PASSAGE
========================================================================
This was a pleasant surprise for Stuff, since we don’t get nearly enough Dell products into HQ to satisfy our lets-poke-it-and-see-how-it-does cravings. The Latitude E7240 is an all-business 12.5-inch notebook, nominally an ultrabook but we’ll get to that, that would nonetheless provide sterling service if you were just using it as an on-the-couch media consumption and social network update device.

The E7240 is very solidly constructed from tough plastic and metal edging and it looks and feels as though it could stand up to quite a beat. Not that we’d recommend beating your laptop, that’s just not nice. It’s fairly heavy for such a compact piece of computing hardware, weight and thickness combine to take this notebook out of the running for the ultrabook label in our opinion.

It is configured like one though, no matter how chunky it feels. The sample that we received from Dell featured a Core i5 4300U processor, running at 1.90GHz. 4GB of system memory and a 128GB solid state hard drive, along with the lack of an optical drive (where would you put it) completed the ultrabook credentials. Shame about the weight really but that factor doesn’t have an impact on the performance of the E7240, which can be briefly described as ‘pretty damned quick’. Apps and software load up without any lag, though the Intel graphics mean that you should limit the E7240’s use to business tasks.
========================================================================
RECORDED INFORMATION
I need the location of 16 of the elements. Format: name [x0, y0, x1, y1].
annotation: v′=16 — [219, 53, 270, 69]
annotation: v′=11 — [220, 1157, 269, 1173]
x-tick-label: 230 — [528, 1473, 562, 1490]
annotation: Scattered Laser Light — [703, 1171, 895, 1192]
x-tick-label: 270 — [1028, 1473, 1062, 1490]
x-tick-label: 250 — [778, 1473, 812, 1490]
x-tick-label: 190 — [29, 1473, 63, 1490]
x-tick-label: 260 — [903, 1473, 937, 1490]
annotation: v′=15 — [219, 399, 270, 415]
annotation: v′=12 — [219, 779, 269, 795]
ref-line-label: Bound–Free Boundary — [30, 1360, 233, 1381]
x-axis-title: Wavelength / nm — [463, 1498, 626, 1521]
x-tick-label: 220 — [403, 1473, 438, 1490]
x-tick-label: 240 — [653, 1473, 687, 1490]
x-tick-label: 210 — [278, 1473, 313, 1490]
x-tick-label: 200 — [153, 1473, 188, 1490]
========================================================================
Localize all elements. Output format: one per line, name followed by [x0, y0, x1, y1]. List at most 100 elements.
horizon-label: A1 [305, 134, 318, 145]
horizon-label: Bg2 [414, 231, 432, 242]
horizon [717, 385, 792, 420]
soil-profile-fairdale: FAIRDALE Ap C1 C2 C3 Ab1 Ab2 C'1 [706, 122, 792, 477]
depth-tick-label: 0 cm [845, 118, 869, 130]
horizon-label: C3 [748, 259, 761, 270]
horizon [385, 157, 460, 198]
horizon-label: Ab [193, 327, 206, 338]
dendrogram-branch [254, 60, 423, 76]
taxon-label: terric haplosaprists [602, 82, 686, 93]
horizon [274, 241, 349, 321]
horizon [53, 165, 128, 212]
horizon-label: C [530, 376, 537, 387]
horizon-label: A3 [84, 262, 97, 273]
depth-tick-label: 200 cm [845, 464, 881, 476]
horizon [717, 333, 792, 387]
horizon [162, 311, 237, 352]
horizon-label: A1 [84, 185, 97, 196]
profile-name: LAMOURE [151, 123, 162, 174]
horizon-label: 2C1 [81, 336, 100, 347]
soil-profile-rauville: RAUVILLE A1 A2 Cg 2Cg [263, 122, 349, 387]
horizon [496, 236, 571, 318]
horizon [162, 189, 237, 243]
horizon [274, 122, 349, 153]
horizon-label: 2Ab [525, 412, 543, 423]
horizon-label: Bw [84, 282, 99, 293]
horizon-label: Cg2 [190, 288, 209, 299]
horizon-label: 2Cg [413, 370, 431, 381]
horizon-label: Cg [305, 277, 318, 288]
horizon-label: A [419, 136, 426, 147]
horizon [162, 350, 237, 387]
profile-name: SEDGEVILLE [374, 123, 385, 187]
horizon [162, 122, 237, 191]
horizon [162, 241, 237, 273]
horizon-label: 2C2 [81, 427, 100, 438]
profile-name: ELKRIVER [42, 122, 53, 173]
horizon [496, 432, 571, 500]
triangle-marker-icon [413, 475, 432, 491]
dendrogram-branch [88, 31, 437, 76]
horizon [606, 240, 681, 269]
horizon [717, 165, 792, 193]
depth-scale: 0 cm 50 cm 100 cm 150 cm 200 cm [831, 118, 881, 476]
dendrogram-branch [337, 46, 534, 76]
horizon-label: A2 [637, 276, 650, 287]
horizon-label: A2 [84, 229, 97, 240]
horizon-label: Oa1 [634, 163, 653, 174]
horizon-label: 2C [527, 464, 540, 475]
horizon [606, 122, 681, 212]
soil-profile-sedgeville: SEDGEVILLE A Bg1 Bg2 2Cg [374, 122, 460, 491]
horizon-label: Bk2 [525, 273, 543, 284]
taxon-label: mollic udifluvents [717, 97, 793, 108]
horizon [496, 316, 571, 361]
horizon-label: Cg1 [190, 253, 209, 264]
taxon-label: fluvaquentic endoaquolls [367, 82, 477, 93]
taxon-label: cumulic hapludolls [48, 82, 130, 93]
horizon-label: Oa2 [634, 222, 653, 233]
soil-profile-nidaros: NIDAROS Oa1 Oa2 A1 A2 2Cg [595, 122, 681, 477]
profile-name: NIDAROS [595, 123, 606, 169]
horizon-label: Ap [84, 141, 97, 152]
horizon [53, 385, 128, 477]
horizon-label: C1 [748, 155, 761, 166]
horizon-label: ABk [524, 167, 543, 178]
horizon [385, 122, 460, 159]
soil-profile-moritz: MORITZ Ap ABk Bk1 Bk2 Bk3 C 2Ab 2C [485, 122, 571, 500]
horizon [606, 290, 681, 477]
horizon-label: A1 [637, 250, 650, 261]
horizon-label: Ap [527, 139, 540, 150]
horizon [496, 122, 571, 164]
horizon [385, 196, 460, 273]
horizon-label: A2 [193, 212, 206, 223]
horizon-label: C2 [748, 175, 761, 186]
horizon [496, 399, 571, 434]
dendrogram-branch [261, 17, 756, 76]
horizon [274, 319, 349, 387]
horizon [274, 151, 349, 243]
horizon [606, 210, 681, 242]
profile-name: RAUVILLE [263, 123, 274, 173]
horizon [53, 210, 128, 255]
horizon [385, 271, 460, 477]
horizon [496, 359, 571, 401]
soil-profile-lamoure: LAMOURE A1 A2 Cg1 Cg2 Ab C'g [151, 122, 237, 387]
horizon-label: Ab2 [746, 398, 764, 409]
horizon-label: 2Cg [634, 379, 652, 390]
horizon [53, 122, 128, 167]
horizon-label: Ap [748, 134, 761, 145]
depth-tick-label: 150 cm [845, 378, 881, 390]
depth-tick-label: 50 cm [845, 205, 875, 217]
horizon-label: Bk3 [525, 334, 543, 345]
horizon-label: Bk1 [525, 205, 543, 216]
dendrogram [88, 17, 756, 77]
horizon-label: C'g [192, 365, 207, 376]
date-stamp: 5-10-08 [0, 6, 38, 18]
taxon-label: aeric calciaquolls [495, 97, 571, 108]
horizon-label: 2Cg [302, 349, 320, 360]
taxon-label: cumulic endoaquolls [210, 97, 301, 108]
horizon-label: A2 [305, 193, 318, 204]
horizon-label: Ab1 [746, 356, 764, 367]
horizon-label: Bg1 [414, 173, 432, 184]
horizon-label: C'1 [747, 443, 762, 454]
========================================================================
GIVEN PROBLEM 1
Set down the portion of the laptop review starting at "It is configured" and ending at "to business tasks.".
GIVEN PROBLEM 2
In the laptop review, which processor did the sample from Dell have?

TASK RESULT 1
It is configured like one though, no matter how chunky it feels. The sample that we received from Dell featured a Core i5 4300U processor, running at 1.90GHz. 4GB of system memory and a 128GB solid state hard drive, along with the lack of an optical drive (where would you put it) completed the ultrabook credentials. Shame about the weight really but that factor doesn’t have an impact on the performance of the E7240, which can be briefly described as ‘pretty damned quick’. Apps and software load up without any lag, though the Intel graphics mean that you should limit the E7240’s use to business tasks.

TASK RESULT 2
A Core i5 4300U running at 1.90GHz.